EXERCISE BRIEF
Extract every line below that contains the word "предварительно".

RECORDS FOR PROCESSING
(begin)

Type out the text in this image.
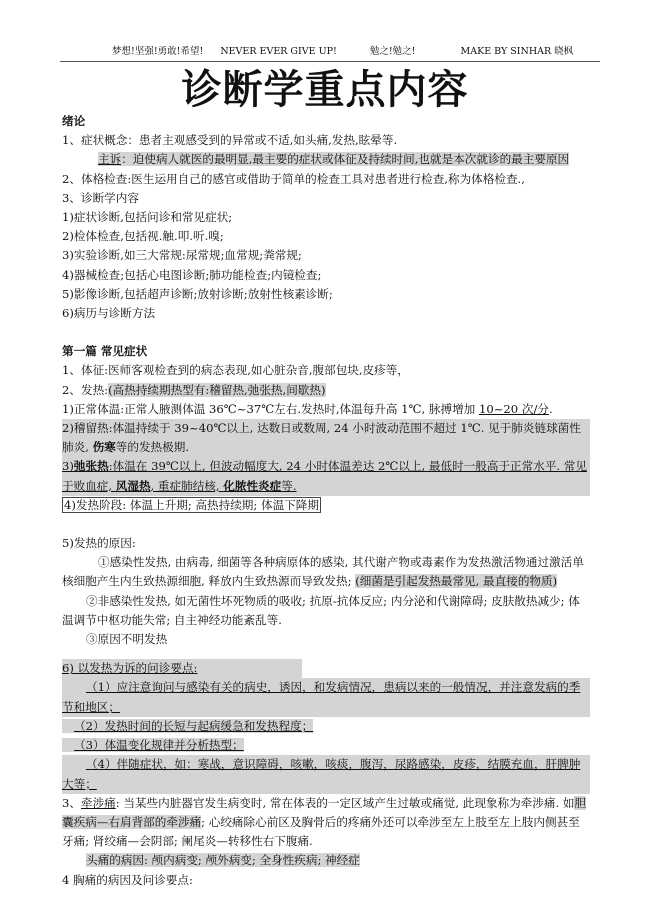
梦想!坚强!勇敢!希望! NEVER EVER GIVE UP!	勉之!勉之!	MAKE BY SINHAR 晓枫
诊断学重点内容

绪论

1、症状概念：患者主观感受到的异常或不适,如头痛,发热,眩晕等.

主诉：迫使病人就医的最明显,最主要的症状或体征及持续时间,也就是本次就诊的最主要原因

2、体格检查:医生运用自己的感官或借助于简单的检查工具对患者进行检查,称为体格检查.,

3、诊断学内容

1)症状诊断,包括问诊和常见症状;

2)检体检查,包括视.触.叩.听.嗅;

3)实验诊断,如三大常规:尿常规;血常规;粪常规;

4)器械检查;包括心电图诊断;肺功能检查;内镜检查;

5)影像诊断,包括超声诊断;放射诊断;放射性核素诊断;

6)病历与诊断方法

第一篇 常见症状

1、体征:医师客观检查到的病态表现,如心脏杂音,腹部包块,皮疹等，

2、发热:(高热持续期热型有:稽留热,弛张热,间歇热)

1)正常体温:正常人腋测体温 36℃~37℃左右.发热时,体温每升高 1℃, 脉搏增加 10~20 次/分.

2)稽留热:体温持续于 39~40℃以上, 达数日或数周, 24 小时波动范围不超过 1℃. 见于肺炎链球菌性肺炎, 伤寒等的发热极期.

3)弛张热:体温在 39℃以上, 但波动幅度大, 24 小时体温差达 2℃以上, 最低时一般高于正常水平. 常见于败血症, 风湿热, 重症肺结核, 化脓性炎症等.

4)发热阶段: 体温上升期; 高热持续期; 体温下降期

5)发热的原因:

①感染性发热, 由病毒, 细菌等各种病原体的感染, 其代谢产物或毒素作为发热激活物通过激活单核细胞产生内生致热源细胞, 释放内生致热源而导致发热; (细菌是引起发热最常见, 最直接的物质)

②非感染性发热, 如无菌性坏死物质的吸收; 抗原-抗体反应; 内分泌和代谢障碍; 皮肤散热减少; 体温调节中枢功能失常; 自主神经功能紊乱等.

③原因不明发热

6) 以发热为诉的问诊要点:

（1）应注意询问与感染有关的病史，诱因，和发病情况，患病以来的一般情况，并注意发病的季节和地区；

（2）发热时间的长短与起病缓急和发热程度；

（3）体温变化规律并分析热型；

（4）伴随症状，如：寒战，意识障碍，咳嗽，咳痰，腹泻，尿路感染，皮疹，结膜充血，肝脾肿大等；

3、牵涉痛: 当某些内脏器官发生病变时, 常在体表的一定区域产生过敏或痛觉, 此现象称为牵涉痛. 如胆囊疾病—右肩背部的牵涉痛; 心绞痛除心前区及胸骨后的疼痛外还可以牵涉至左上肢至左上肢内侧甚至牙痛; 肾绞痛—会阴部; 阑尾炎—转移性右下腹痛.

头痛的病因: 颅内病变; 颅外病变; 全身性疾病; 神经症

4 胸痛的病因及问诊要点:
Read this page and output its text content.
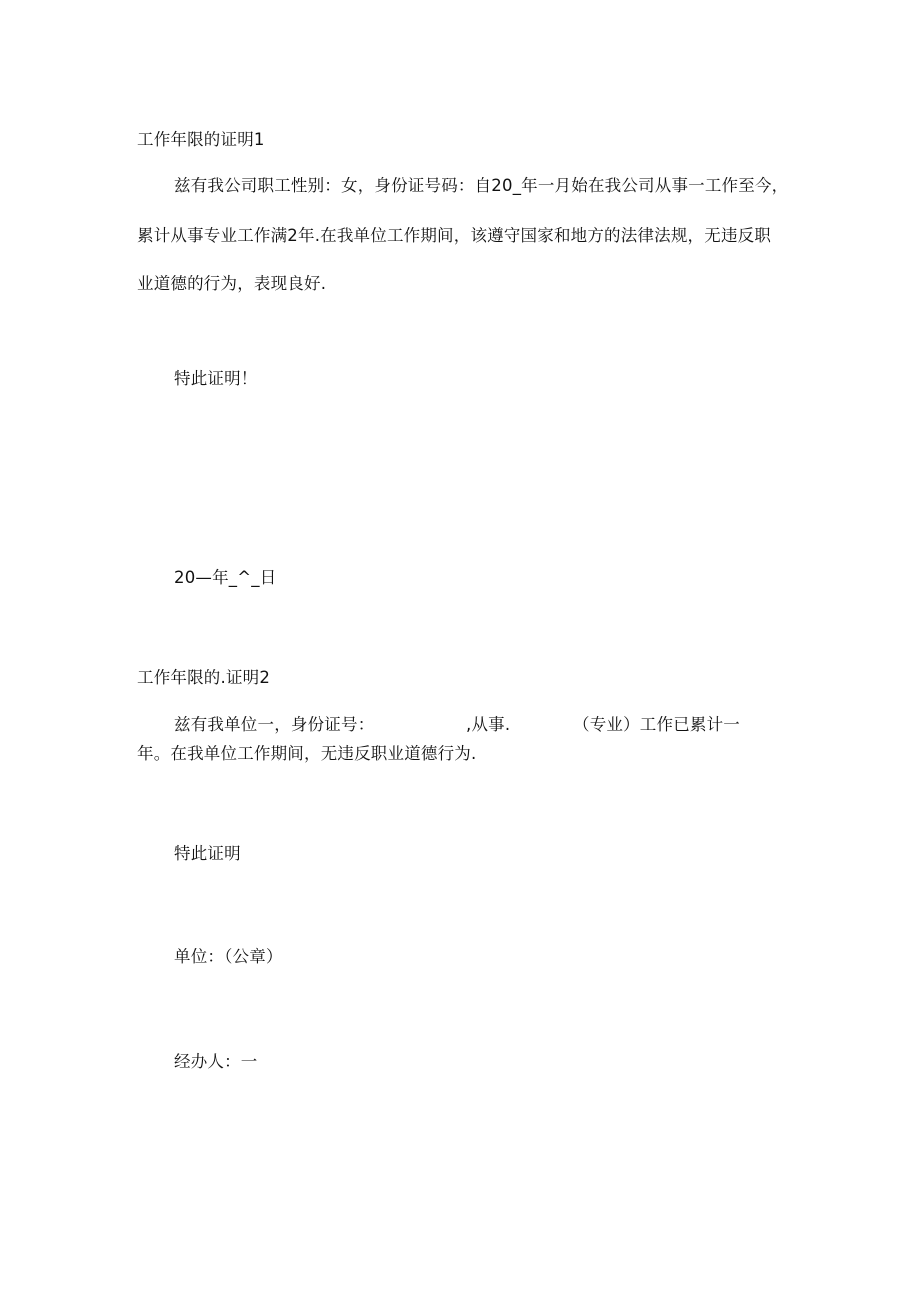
工作年限的证明1
兹有我公司职工性别：女，身份证号码：自20_年一月始在我公司从事一工作至今，
累计从事专业工作满2年.在我单位工作期间，该遵守国家和地方的法律法规，无违反职
业道德的行为，表现良好.
特此证明！
20—年_^_日
工作年限的.证明2
兹有我单位一，身份证号：	,从事.	（专业）工作已累计一
年。在我单位工作期间，无违反职业道德行为.
特此证明
单位：（公章）
经办人：一
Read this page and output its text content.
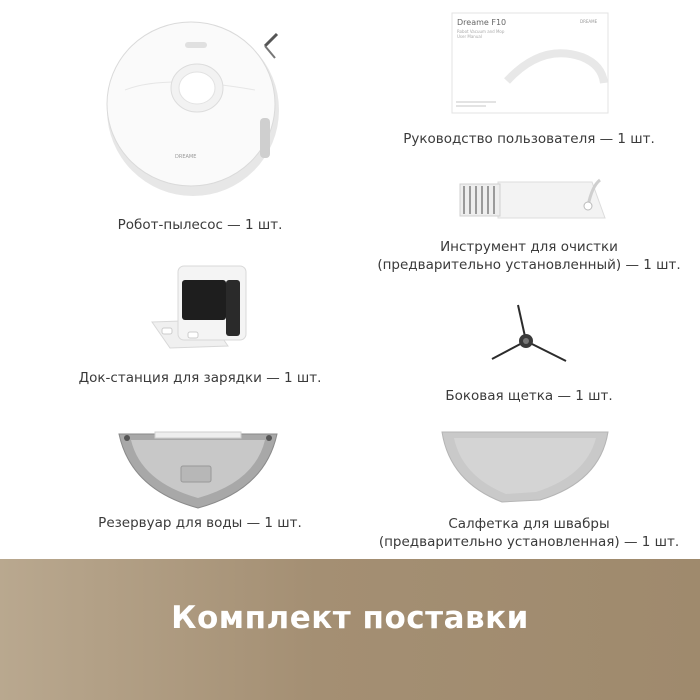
DREAME
Робот-пылесос — 1 шт.
Dreame F10	DREAME
Robot Vacuum and Mop
User Manual
Руководство пользователя — 1 шт.
Инструмент для очистки
(предварительно установленный) — 1 шт.
Док-станция для зарядки — 1 шт.
Боковая щетка — 1 шт.
Резервуар для воды — 1 шт.	Салфетка для швабры
(предварительно установленная) — 1 шт.
Комплект поставки
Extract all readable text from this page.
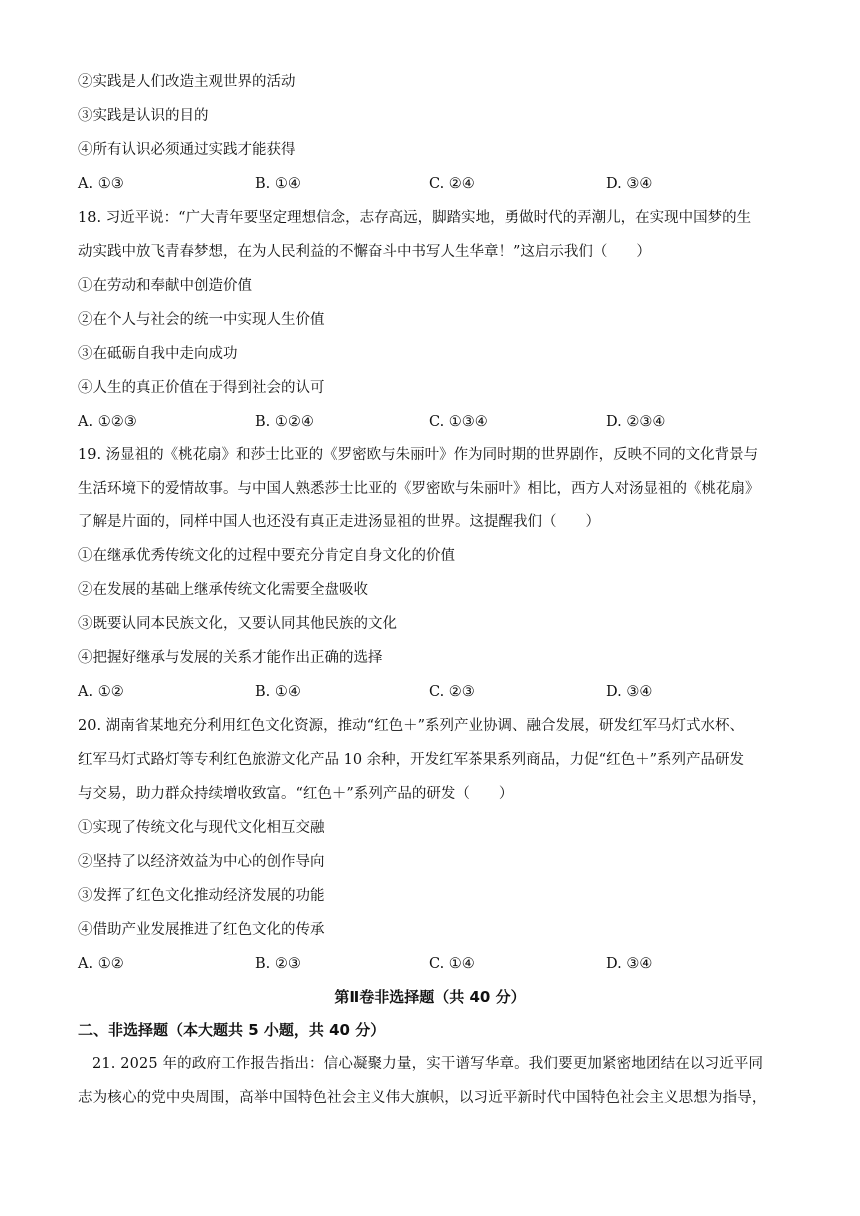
②实践是人们改造主观世界的活动
③实践是认识的目的
④所有认识必须通过实践才能获得
A. ①③	B. ①④	C. ②④	D. ③④
18. 习近平说：“广大青年要坚定理想信念，志存高远，脚踏实地，勇做时代的弄潮儿，在实现中国梦的生
动实践中放飞青春梦想，在为人民利益的不懈奋斗中书写人生华章！”这启示我们（　　）
①在劳动和奉献中创造价值
②在个人与社会的统一中实现人生价值
③在砥砺自我中走向成功
④人生的真正价值在于得到社会的认可
A. ①②③	B. ①②④	C. ①③④	D. ②③④
19. 汤显祖的《桃花扇》和莎士比亚的《罗密欧与朱丽叶》作为同时期的世界剧作，反映不同的文化背景与
生活环境下的爱情故事。与中国人熟悉莎士比亚的《罗密欧与朱丽叶》相比，西方人对汤显祖的《桃花扇》
了解是片面的，同样中国人也还没有真正走进汤显祖的世界。这提醒我们（　　）
①在继承优秀传统文化的过程中要充分肯定自身文化的价值
②在发展的基础上继承传统文化需要全盘吸收
③既要认同本民族文化，又要认同其他民族的文化
④把握好继承与发展的关系才能作出正确的选择
A. ①②	B. ①④	C. ②③	D. ③④
20. 湖南省某地充分利用红色文化资源，推动“红色＋”系列产业协调、融合发展，研发红军马灯式水杯、
红军马灯式路灯等专利红色旅游文化产品 10 余种，开发红军茶果系列商品，力促“红色＋”系列产品研发
与交易，助力群众持续增收致富。“红色＋”系列产品的研发（　　）
①实现了传统文化与现代文化相互交融
②坚持了以经济效益为中心的创作导向
③发挥了红色文化推动经济发展的功能
④借助产业发展推进了红色文化的传承
A. ①②	B. ②③	C. ①④	D. ③④
第Ⅱ卷非选择题（共 40 分）
二、非选择题（本大题共 5 小题，共 40 分）
21. 2025 年的政府工作报告指出：信心凝聚力量，实干谱写华章。我们要更加紧密地团结在以习近平同
志为核心的党中央周围，高举中国特色社会主义伟大旗帜，以习近平新时代中国特色社会主义思想为指导，
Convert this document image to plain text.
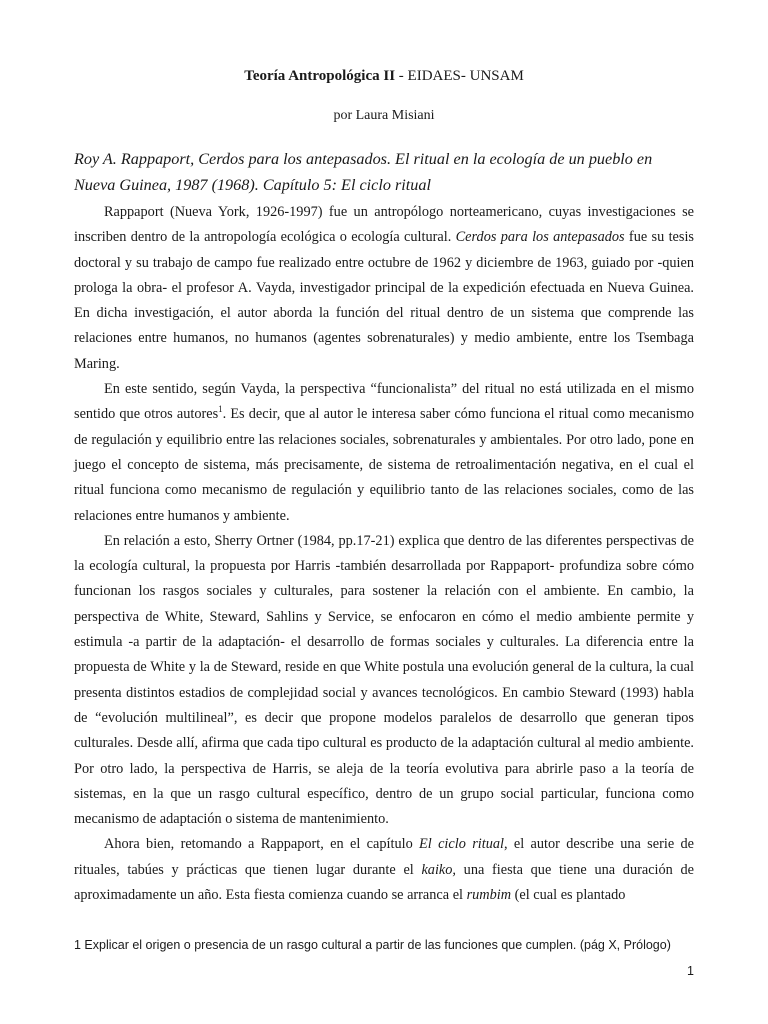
Teoría Antropológica II - EIDAES- UNSAM
por Laura Misiani
Roy A. Rappaport, Cerdos para los antepasados. El ritual en la ecología de un pueblo en Nueva Guinea, 1987 (1968). Capítulo 5: El ciclo ritual

Rappaport (Nueva York, 1926-1997) fue un antropólogo norteamericano, cuyas investigaciones se inscriben dentro de la antropología ecológica o ecología cultural. Cerdos para los antepasados fue su tesis doctoral y su trabajo de campo fue realizado entre octubre de 1962 y diciembre de 1963, guiado por -quien prologa la obra- el profesor A. Vayda, investigador principal de la expedición efectuada en Nueva Guinea. En dicha investigación, el autor aborda la función del ritual dentro de un sistema que comprende las relaciones entre humanos, no humanos (agentes sobrenaturales) y medio ambiente, entre los Tsembaga Maring.

En este sentido, según Vayda, la perspectiva “funcionalista” del ritual no está utilizada en el mismo sentido que otros autores$^1$. Es decir, que al autor le interesa saber cómo funciona el ritual como mecanismo de regulación y equilibrio entre las relaciones sociales, sobrenaturales y ambientales. Por otro lado, pone en juego el concepto de sistema, más precisamente, de sistema de retroalimentación negativa, en el cual el ritual funciona como mecanismo de regulación y equilibrio tanto de las relaciones sociales, como de las relaciones entre humanos y ambiente.

En relación a esto, Sherry Ortner (1984, pp.17-21) explica que dentro de las diferentes perspectivas de la ecología cultural, la propuesta por Harris -también desarrollada por Rappaport- profundiza sobre cómo funcionan los rasgos sociales y culturales, para sostener la relación con el ambiente. En cambio, la perspectiva de White, Steward, Sahlins y Service, se enfocaron en cómo el medio ambiente permite y estimula -a partir de la adaptación- el desarrollo de formas sociales y culturales. La diferencia entre la propuesta de White y la de Steward, reside en que White postula una evolución general de la cultura, la cual presenta distintos estadios de complejidad social y avances tecnológicos. En cambio Steward (1993) habla de “evolución multilineal”, es decir que propone modelos paralelos de desarrollo que generan tipos culturales. Desde allí, afirma que cada tipo cultural es producto de la adaptación cultural al medio ambiente. Por otro lado, la perspectiva de Harris, se aleja de la teoría evolutiva para abrirle paso a la teoría de sistemas, en la que un rasgo cultural específico, dentro de un grupo social particular, funciona como mecanismo de adaptación o sistema de mantenimiento.

Ahora bien, retomando a Rappaport, en el capítulo El ciclo ritual, el autor describe una serie de rituales, tabúes y prácticas que tienen lugar durante el kaiko, una fiesta que tiene una duración de aproximadamente un año. Esta fiesta comienza cuando se arranca el rumbim (el cual es plantado

1 Explicar el origen o presencia de un rasgo cultural a partir de las funciones que cumplen. (pág X, Prólogo)
1
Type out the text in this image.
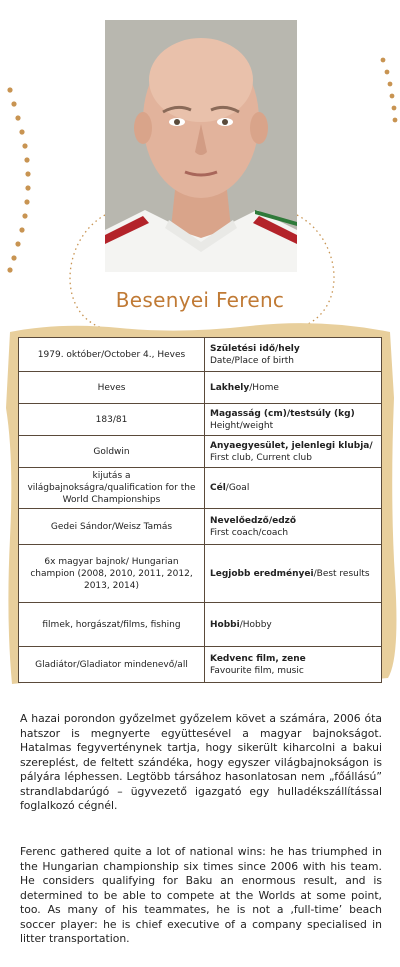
Besenyei Ferenc
1979. október/October 4., Heves	Születési idő/hely
Date/Place of birth
Heves	Lakhely/Home
183/81	Magasság (cm)/testsúly (kg)
Height/weight
Goldwin	Anyaegyesület, jelenlegi klubja/
First club, Current club
kijutás a világbajnokságra/qualification for the World Championships	Cél/Goal
Gedei Sándor/Weisz Tamás	Nevelőedző/edző
First coach/coach
6x magyar bajnok/ Hungarian champion (2008, 2010, 2011, 2012, 2013, 2014)	Legjobb eredményei/Best results
filmek, horgászat/films, fishing	Hobbi/Hobby
Gladiátor/Gladiator mindenevő/all	Kedvenc film, zene
Favourite film, music
A hazai porondon győzelmet győzelem követ a számára, 2006 óta hatszor is megnyerte együttesével a magyar bajnokságot. Hatalmas fegyverténynek tartja, hogy sikerült kiharcolni a bakui szereplést, de feltett szándéka, hogy egyszer világbajnokságon is pályára léphessen. Legtöbb társához hasonlatosan nem „főállású” strandlabdarúgó – ügyvezető igazgató egy hulladékszállítással foglalkozó cégnél.
Ferenc gathered quite a lot of national wins: he has triumphed in the Hungarian championship six times since 2006 with his team. He considers qualifying for Baku an enormous result, and is determined to be able to compete at the Worlds at some point, too. As many of his teammates, he is not a ‚full-time’ beach soccer player: he is chief executive of a company specialised in litter transportation.
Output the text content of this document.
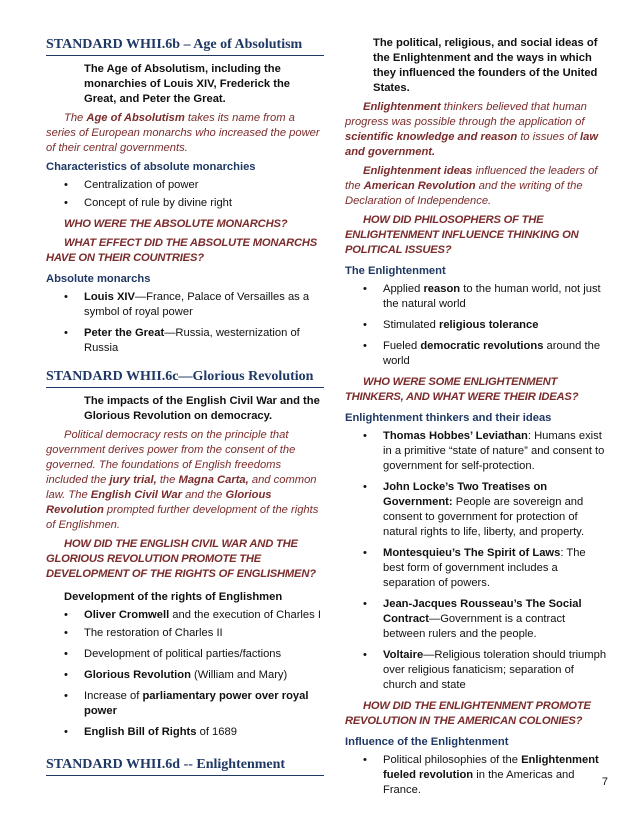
STANDARD WHII.6b – Age of Absolutism
The Age of Absolutism, including the monarchies of Louis XIV, Frederick the Great, and Peter the Great.
The Age of Absolutism takes its name from a series of European monarchs who increased the power of their central governments.
Characteristics of absolute monarchies
• Centralization of power
• Concept of rule by divine right
WHO WERE THE ABSOLUTE MONARCHS?
WHAT EFFECT DID THE ABSOLUTE MONARCHS HAVE ON THEIR COUNTRIES?
Absolute monarchs
• Louis XIV—France, Palace of Versailles as a symbol of royal power
• Peter the Great—Russia, westernization of Russia
STANDARD WHII.6c—Glorious Revolution
The impacts of the English Civil War and the Glorious Revolution on democracy.
Political democracy rests on the principle that government derives power from the consent of the governed. The foundations of English freedoms included the jury trial, the Magna Carta, and common law. The English Civil War and the Glorious Revolution prompted further development of the rights of Englishmen.
HOW DID THE ENGLISH CIVIL WAR AND THE GLORIOUS REVOLUTION PROMOTE THE DEVELOPMENT OF THE RIGHTS OF ENGLISHMEN?
Development of the rights of Englishmen
• Oliver Cromwell and the execution of Charles I
• The restoration of Charles II
• Development of political parties/factions
• Glorious Revolution (William and Mary)
• Increase of parliamentary power over royal power
• English Bill of Rights of 1689
STANDARD WHII.6d -- Enlightenment
The political, religious, and social ideas of the Enlightenment and the ways in which they influenced the founders of the United States.
Enlightenment thinkers believed that human progress was possible through the application of scientific knowledge and reason to issues of law and government.
Enlightenment ideas influenced the leaders of the American Revolution and the writing of the Declaration of Independence.
HOW DID PHILOSOPHERS OF THE ENLIGHTENMENT INFLUENCE THINKING ON POLITICAL ISSUES?
The Enlightenment
• Applied reason to the human world, not just the natural world
• Stimulated religious tolerance
• Fueled democratic revolutions around the world
WHO WERE SOME ENLIGHTENMENT THINKERS, AND WHAT WERE THEIR IDEAS?
Enlightenment thinkers and their ideas
• Thomas Hobbes’ Leviathan: Humans exist in a primitive “state of nature” and consent to government for self-protection.
• John Locke’s Two Treatises on Government: People are sovereign and consent to government for protection of natural rights to life, liberty, and property.
• Montesquieu’s The Spirit of Laws: The best form of government includes a separation of powers.
• Jean-Jacques Rousseau’s The Social Contract—Government is a contract between rulers and the people.
• Voltaire—Religious toleration should triumph over religious fanaticism; separation of church and state
HOW DID THE ENLIGHTENMENT PROMOTE REVOLUTION IN THE AMERICAN COLONIES?
Influence of the Enlightenment
• Political philosophies of the Enlightenment fueled revolution in the Americas and France.
7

(end)

ANSWER FOR THE TASK
(предварительно установленный) — 1 шт.
(предварительно установленная) — 1 шт.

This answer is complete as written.